Przedstaw jako tabelę Markdown wiersze rekordów, zaczynając od pierwszego i kończąc na tym, który zawiera „lattice-line <box>712 867 1075 955</box>”, z pominięciem pustych wierszy. Tabela ma mieć dwie kolumny: „Nr” z numerem kolejnym oraz „Wiersz” z treścią danego wiersza.

Adnotacje ramek elementów
╔══

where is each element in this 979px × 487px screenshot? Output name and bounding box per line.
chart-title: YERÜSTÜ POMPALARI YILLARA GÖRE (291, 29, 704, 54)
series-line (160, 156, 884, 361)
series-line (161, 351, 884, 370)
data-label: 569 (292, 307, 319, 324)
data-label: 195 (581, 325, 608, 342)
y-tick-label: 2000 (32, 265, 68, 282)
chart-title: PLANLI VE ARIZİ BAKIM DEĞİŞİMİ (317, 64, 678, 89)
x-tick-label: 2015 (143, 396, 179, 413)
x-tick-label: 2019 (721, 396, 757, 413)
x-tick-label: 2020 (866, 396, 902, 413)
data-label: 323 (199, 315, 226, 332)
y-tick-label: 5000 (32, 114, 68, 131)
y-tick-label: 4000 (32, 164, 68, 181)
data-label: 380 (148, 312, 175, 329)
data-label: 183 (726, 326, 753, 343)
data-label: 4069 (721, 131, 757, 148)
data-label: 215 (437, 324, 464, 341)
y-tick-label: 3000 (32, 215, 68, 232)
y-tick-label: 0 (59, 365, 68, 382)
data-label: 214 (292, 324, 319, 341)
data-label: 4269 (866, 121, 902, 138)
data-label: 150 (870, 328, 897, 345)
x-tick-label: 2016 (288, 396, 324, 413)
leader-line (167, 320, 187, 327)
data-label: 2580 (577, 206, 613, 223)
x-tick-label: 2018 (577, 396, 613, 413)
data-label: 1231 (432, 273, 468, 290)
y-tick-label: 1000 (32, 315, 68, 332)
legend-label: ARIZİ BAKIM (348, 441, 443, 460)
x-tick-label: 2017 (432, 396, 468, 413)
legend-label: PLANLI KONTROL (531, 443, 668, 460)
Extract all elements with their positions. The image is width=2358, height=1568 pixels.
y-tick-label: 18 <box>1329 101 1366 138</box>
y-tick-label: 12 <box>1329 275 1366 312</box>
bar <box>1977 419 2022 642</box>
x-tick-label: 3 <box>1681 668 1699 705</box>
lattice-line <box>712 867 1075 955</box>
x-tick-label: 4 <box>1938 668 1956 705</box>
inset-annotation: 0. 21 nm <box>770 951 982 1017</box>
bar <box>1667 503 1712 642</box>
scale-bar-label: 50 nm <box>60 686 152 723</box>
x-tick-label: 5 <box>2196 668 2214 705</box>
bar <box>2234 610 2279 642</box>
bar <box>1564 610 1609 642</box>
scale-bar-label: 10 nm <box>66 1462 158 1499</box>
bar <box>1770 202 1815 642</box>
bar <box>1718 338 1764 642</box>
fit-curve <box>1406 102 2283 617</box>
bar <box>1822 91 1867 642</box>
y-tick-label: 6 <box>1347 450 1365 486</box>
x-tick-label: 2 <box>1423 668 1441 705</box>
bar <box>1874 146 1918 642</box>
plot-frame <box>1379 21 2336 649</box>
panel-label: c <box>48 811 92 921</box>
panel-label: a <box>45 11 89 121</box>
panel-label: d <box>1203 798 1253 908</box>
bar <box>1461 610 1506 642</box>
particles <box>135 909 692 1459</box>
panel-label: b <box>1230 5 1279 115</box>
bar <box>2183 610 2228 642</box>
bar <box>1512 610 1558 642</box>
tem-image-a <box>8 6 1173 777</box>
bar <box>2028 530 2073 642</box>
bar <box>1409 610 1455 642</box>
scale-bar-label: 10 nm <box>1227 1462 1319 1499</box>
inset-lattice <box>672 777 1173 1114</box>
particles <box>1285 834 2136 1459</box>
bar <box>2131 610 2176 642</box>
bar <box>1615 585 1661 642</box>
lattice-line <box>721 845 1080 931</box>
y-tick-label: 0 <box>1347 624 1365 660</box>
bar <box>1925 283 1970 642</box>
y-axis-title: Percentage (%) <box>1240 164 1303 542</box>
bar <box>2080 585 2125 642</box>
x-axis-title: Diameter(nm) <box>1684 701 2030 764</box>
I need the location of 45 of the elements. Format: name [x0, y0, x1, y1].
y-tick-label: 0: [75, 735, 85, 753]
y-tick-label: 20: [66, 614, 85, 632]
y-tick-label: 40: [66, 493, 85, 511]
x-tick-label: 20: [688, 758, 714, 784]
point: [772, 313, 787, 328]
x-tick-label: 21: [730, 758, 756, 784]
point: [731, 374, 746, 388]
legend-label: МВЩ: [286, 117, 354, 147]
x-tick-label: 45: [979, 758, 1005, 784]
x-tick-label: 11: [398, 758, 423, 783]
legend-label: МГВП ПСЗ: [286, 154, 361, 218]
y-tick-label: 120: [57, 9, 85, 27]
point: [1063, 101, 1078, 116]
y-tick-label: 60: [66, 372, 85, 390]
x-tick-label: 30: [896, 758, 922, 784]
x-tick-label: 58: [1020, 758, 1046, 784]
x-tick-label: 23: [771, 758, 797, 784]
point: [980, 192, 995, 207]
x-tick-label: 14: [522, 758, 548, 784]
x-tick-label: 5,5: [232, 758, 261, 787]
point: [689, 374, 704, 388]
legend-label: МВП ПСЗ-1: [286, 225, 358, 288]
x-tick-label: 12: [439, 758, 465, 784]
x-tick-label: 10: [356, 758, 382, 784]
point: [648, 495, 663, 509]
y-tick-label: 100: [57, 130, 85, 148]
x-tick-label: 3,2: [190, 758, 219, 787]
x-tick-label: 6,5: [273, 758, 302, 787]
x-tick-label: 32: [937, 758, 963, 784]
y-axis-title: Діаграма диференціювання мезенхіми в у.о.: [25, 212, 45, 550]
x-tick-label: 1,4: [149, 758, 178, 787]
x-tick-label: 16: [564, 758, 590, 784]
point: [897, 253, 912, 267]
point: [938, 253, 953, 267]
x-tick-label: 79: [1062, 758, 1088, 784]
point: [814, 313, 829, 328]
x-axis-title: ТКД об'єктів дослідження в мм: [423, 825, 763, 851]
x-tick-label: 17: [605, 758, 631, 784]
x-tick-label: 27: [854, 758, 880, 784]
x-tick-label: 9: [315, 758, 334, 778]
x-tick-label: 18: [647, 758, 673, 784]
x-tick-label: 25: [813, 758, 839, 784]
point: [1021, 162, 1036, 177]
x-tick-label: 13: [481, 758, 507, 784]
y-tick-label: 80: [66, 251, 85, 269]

╚══

**ODPOWIEDŹ DO ĆWICZENIA:**
| Nr | Wiersz |
|---|---|
| 1 | where is each element in this 979px × 487px screenshot? Output name and bounding box per line. |
| 2 | chart-title: YERÜSTÜ POMPALARI YILLARA GÖRE (291, 29, 704, 54) |
| 3 | series-line (160, 156, 884, 361) |
| 4 | series-line (161, 351, 884, 370) |
| 5 | data-label: 569 (292, 307, 319, 324) |
| 6 | data-label: 195 (581, 325, 608, 342) |
| 7 | y-tick-label: 2000 (32, 265, 68, 282) |
| 8 | chart-title: PLANLI VE ARIZİ BAKIM DEĞİŞİMİ (317, 64, 678, 89) |
| 9 | x-tick-label: 2015 (143, 396, 179, 413) |
| 10 | x-tick-label: 2019 (721, 396, 757, 413) |
| 11 | x-tick-label: 2020 (866, 396, 902, 413) |
| 12 | data-label: 323 (199, 315, 226, 332) |
| 13 | y-tick-label: 5000 (32, 114, 68, 131) |
| 14 | y-tick-label: 4000 (32, 164, 68, 181) |
| 15 | data-label: 380 (148, 312, 175, 329) |
| 16 | data-label: 183 (726, 326, 753, 343) |
| 17 | data-label: 4069 (721, 131, 757, 148) |
| 18 | data-label: 215 (437, 324, 464, 341) |
| 19 | y-tick-label: 3000 (32, 215, 68, 232) |
| 20 | y-tick-label: 0 (59, 365, 68, 382) |
| 21 | data-label: 214 (292, 324, 319, 341) |
| 22 | data-label: 4269 (866, 121, 902, 138) |
| 23 | data-label: 150 (870, 328, 897, 345) |
| 24 | x-tick-label: 2016 (288, 396, 324, 413) |
| 25 | leader-line (167, 320, 187, 327) |
| 26 | data-label: 2580 (577, 206, 613, 223) |
| 27 | x-tick-label: 2018 (577, 396, 613, 413) |
| 28 | data-label: 1231 (432, 273, 468, 290) |
| 29 | y-tick-label: 1000 (32, 315, 68, 332) |
| 30 | legend-label: ARIZİ BAKIM (348, 441, 443, 460) |
| 31 | x-tick-label: 2017 (432, 396, 468, 413) |
| 32 | legend-label: PLANLI KONTROL (531, 443, 668, 460) |
| 33 | Extract all elements with their positions. The image is width=2358, height=1568 pixels. |
| 34 | y-tick-label: 18 <box>1329 101 1366 138</box> |
| 35 | y-tick-label: 12 <box>1329 275 1366 312</box> |
| 36 | bar <box>1977 419 2022 642</box> |
| 37 | x-tick-label: 3 <box>1681 668 1699 705</box> |
| 38 | lattice-line <box>712 867 1075 955</box> |